**Stated task**
In the entries that follow, how many lines contain "akun"? Answer with the number only.

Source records
==================================================

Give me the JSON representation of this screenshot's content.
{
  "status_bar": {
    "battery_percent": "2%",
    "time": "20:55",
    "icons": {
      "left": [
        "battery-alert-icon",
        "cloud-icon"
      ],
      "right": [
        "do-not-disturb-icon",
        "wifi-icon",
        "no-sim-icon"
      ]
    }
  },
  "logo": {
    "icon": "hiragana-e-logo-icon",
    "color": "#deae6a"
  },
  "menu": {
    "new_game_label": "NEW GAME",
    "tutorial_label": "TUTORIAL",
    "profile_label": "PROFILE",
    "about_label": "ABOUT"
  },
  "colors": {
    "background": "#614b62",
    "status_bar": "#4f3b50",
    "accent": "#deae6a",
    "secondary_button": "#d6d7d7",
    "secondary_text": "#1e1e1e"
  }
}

==================================================

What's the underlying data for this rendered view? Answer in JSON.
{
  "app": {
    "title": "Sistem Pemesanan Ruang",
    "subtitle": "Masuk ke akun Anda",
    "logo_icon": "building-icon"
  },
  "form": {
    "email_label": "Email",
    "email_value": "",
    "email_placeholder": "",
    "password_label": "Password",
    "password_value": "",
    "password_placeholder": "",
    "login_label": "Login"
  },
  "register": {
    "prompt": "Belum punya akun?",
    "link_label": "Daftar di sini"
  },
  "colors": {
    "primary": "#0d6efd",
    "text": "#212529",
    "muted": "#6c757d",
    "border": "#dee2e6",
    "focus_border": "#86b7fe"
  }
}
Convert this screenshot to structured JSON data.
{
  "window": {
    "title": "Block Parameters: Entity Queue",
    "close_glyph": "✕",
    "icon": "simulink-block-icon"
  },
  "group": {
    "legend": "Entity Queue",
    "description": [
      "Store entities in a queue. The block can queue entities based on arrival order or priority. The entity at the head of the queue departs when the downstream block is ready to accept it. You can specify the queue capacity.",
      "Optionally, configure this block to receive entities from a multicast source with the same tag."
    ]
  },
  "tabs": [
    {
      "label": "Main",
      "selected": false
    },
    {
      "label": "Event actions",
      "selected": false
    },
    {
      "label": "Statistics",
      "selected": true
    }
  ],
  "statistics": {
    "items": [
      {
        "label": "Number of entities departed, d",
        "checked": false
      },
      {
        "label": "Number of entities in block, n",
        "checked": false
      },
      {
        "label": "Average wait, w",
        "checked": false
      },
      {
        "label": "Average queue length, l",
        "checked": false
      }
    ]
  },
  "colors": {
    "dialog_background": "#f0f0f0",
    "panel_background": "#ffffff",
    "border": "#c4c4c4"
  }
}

==================================================

**Result of this exercise**
2